Structured figure records
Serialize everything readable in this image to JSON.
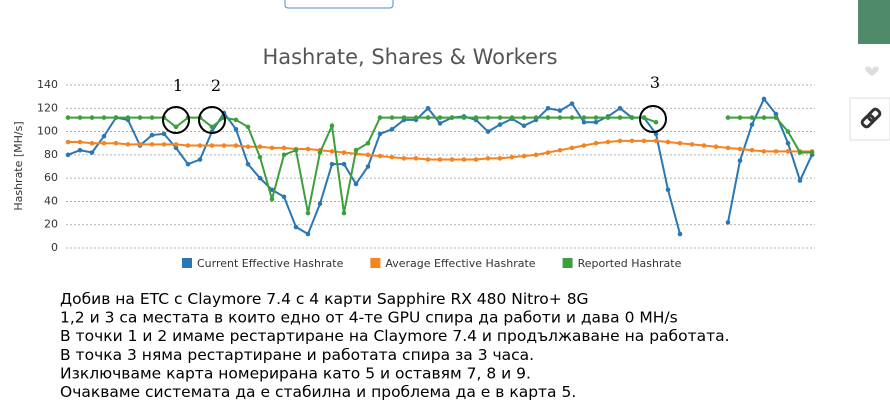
{
  "chart_data": {
    "type": "line",
    "title": "Hashrate, Shares & Workers",
    "y_label": "Hashrate [MH/s]",
    "ylim": [
      0,
      140
    ],
    "yticks": [
      0,
      20,
      40,
      60,
      80,
      100,
      120,
      140
    ],
    "grid": true,
    "series": [
      {
        "name": "Current Effective Hashrate",
        "color": "#2a77b4",
        "values": [
          80,
          84,
          82,
          96,
          112,
          110,
          88,
          97,
          98,
          86,
          72,
          76,
          100,
          116,
          102,
          72,
          60,
          50,
          44,
          18,
          12,
          38,
          72,
          72,
          55,
          70,
          98,
          102,
          110,
          110,
          120,
          107,
          112,
          113,
          110,
          100,
          106,
          111,
          105,
          110,
          120,
          118,
          124,
          108,
          108,
          113,
          120,
          112,
          112,
          98,
          50,
          12,
          null,
          null,
          null,
          22,
          75,
          106,
          128,
          115,
          90,
          58,
          80
        ]
      },
      {
        "name": "Average Effective Hashrate",
        "color": "#f58320",
        "values": [
          91,
          91,
          90,
          90,
          90,
          89,
          89,
          89,
          89,
          89,
          88,
          88,
          88,
          88,
          88,
          87,
          87,
          86,
          86,
          85,
          85,
          84,
          83,
          82,
          81,
          80,
          79,
          78,
          77,
          77,
          76,
          76,
          76,
          76,
          76,
          77,
          77,
          78,
          79,
          80,
          82,
          84,
          86,
          88,
          90,
          91,
          92,
          92,
          92,
          92,
          91,
          90,
          89,
          88,
          87,
          86,
          85,
          84,
          83,
          83,
          83,
          83,
          83
        ]
      },
      {
        "name": "Reported Hashrate",
        "color": "#3c9f3c",
        "values": [
          112,
          112,
          112,
          112,
          112,
          112,
          112,
          112,
          112,
          104,
          112,
          112,
          104,
          112,
          110,
          104,
          78,
          42,
          80,
          84,
          30,
          82,
          105,
          30,
          84,
          90,
          112,
          112,
          112,
          112,
          112,
          112,
          112,
          112,
          112,
          112,
          112,
          112,
          112,
          112,
          112,
          112,
          112,
          112,
          112,
          112,
          112,
          112,
          112,
          108,
          null,
          null,
          null,
          null,
          null,
          112,
          112,
          112,
          112,
          112,
          100,
          82,
          82
        ]
      }
    ],
    "annotations": [
      "1",
      "2",
      "3"
    ]
  },
  "notes": [
    "Добив на ETC с Claymore 7.4 с 4 карти Sapphire RX 480 Nitro+ 8G",
    "1,2 и 3 са местата в които едно от 4-те GPU спира да работи и дава 0 MH/s",
    "В точки 1 и 2 имаме рестартиране на Claymore 7.4 и продължаване на работата.",
    "В точка 3 няма рестартиране и работата спира за 3 часа.",
    "Изключваме карта номерирана като 5 и оставям 7, 8 и 9.",
    "Очакваме системата да е стабилна и проблема да е в карта 5."
  ]
}
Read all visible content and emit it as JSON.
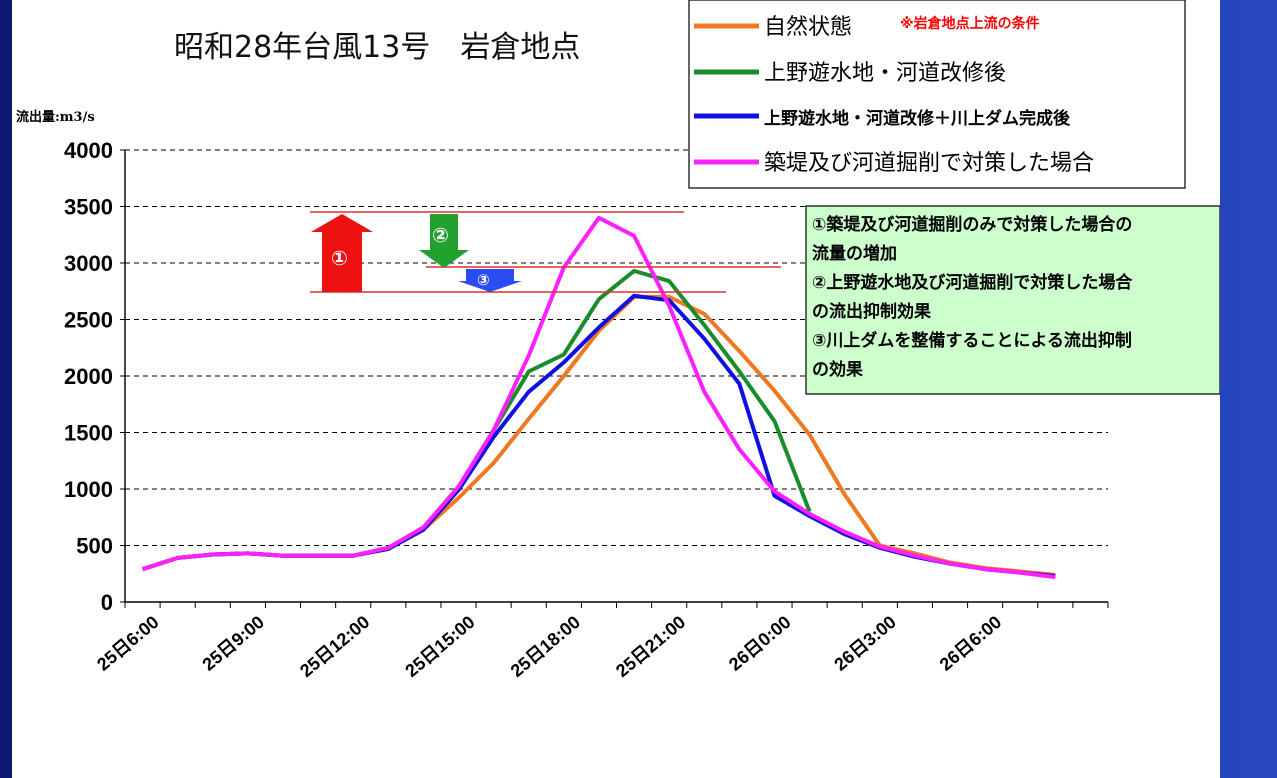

EXERCISE REQUIREMENTS. Copy out every line in the entries above that holds "рестартиране".

COMPLETE ANSWER.
    "В точки 1 и 2 имаме рестартиране на Claymore 7.4 и продължаване на работата.",
    "В точка 3 няма рестартиране и работата спира за 3 часа.",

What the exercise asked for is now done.